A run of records
........

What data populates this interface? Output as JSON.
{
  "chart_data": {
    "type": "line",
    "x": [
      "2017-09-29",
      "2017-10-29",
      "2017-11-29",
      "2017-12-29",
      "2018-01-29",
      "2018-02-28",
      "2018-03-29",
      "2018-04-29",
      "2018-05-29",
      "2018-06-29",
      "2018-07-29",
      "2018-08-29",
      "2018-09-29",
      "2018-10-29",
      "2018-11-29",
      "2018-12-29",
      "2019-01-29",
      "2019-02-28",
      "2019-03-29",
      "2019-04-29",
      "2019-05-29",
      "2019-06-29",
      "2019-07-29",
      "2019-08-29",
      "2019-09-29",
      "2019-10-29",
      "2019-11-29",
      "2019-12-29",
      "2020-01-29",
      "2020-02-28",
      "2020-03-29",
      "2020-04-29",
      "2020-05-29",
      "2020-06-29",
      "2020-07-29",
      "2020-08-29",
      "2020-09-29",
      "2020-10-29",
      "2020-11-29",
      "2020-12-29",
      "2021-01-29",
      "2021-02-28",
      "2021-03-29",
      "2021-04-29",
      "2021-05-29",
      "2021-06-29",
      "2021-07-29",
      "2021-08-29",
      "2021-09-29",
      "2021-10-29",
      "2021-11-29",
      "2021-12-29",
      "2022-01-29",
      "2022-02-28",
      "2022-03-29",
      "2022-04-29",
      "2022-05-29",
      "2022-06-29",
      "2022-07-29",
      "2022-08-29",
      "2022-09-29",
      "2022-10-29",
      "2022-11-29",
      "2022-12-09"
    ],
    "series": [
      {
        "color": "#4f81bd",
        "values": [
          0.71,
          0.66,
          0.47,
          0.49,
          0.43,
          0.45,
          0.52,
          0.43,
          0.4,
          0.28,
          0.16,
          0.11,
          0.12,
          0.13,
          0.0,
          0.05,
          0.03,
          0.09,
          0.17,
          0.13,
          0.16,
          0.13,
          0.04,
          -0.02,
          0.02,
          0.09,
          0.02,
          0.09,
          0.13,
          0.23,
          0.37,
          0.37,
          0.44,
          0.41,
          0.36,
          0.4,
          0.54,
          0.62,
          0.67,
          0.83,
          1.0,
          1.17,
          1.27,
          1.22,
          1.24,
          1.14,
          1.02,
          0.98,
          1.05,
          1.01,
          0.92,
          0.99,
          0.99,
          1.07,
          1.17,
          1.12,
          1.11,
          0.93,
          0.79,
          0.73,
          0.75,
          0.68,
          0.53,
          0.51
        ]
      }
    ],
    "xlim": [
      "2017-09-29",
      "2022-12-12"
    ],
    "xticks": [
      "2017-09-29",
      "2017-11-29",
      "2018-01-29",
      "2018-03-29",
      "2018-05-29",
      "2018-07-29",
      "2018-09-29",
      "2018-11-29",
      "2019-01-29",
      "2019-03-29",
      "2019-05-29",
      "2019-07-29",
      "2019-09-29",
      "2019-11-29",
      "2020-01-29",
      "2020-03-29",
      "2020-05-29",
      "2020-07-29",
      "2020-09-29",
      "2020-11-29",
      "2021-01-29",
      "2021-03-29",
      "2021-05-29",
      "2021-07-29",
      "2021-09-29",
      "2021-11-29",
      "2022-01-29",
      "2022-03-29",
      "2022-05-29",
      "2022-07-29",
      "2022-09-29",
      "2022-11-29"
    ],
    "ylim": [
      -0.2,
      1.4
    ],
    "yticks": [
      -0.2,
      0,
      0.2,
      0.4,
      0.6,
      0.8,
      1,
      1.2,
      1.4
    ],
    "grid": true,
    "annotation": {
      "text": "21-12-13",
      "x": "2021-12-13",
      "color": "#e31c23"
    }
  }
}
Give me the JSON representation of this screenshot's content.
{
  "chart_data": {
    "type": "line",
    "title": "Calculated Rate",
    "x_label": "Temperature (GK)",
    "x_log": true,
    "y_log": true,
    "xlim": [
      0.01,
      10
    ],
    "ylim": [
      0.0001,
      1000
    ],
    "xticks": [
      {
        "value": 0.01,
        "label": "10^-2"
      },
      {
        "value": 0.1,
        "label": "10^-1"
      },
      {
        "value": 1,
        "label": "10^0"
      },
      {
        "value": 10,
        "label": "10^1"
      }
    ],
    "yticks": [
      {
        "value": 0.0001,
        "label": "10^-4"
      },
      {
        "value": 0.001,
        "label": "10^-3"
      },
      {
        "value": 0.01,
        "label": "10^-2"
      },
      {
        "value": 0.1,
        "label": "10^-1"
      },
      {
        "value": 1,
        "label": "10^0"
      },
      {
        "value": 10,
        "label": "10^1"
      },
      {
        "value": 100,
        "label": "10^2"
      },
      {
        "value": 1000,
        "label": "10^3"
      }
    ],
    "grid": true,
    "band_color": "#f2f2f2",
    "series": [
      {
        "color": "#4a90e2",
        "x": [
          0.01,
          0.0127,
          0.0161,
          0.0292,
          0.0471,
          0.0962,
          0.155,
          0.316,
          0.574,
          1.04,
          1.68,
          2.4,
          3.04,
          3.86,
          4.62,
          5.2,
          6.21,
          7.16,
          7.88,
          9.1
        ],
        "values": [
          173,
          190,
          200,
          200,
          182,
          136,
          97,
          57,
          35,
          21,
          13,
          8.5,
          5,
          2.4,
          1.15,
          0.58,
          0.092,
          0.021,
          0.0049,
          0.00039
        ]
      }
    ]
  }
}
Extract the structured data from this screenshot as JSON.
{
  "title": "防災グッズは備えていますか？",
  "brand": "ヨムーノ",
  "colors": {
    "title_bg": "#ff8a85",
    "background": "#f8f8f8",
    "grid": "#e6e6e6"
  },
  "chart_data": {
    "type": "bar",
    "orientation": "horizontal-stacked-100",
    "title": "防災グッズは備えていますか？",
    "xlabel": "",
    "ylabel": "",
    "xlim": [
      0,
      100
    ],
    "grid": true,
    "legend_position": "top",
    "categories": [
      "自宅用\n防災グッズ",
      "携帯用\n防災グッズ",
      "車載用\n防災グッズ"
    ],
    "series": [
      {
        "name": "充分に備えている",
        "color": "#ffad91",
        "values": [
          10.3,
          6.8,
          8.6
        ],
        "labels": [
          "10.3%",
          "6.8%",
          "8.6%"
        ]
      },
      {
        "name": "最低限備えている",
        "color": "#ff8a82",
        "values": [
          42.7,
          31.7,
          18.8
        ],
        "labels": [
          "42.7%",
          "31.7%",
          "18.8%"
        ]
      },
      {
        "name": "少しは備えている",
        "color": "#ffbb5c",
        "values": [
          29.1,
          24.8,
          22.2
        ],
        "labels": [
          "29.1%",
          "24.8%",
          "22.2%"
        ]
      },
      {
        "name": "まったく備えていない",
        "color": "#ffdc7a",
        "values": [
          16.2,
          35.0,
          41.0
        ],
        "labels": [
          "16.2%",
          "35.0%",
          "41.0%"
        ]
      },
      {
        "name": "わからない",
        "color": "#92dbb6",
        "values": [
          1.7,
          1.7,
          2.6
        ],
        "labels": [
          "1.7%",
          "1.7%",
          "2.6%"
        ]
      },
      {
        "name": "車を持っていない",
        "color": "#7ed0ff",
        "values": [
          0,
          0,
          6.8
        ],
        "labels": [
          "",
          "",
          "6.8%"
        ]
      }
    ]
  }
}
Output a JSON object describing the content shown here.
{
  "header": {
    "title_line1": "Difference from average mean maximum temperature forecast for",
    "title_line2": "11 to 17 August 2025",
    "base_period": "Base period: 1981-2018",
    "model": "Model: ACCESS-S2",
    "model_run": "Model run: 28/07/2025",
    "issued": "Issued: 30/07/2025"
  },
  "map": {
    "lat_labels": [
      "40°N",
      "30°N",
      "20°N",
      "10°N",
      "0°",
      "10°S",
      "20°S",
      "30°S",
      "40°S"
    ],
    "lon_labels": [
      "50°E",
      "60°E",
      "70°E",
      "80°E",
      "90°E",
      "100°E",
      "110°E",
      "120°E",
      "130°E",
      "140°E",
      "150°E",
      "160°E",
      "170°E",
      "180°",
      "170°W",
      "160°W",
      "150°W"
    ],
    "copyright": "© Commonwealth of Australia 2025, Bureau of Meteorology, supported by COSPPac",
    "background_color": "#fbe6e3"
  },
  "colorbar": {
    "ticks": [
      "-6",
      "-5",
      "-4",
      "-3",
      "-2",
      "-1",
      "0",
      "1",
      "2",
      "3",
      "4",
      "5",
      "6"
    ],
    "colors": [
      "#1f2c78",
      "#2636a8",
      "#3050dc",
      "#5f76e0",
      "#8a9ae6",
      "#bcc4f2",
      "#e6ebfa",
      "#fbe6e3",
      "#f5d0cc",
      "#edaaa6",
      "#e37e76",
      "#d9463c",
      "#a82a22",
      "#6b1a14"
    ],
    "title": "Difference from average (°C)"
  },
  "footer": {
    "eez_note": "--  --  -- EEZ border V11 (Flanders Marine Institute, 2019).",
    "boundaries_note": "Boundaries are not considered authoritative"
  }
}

........

» **Instructions for the task**
Identify every line above that includes the word "content", and show those lines.

» **Solution for this exercise**
Give me the JSON representation of this screenshot's content.
Output a JSON object describing the content shown here.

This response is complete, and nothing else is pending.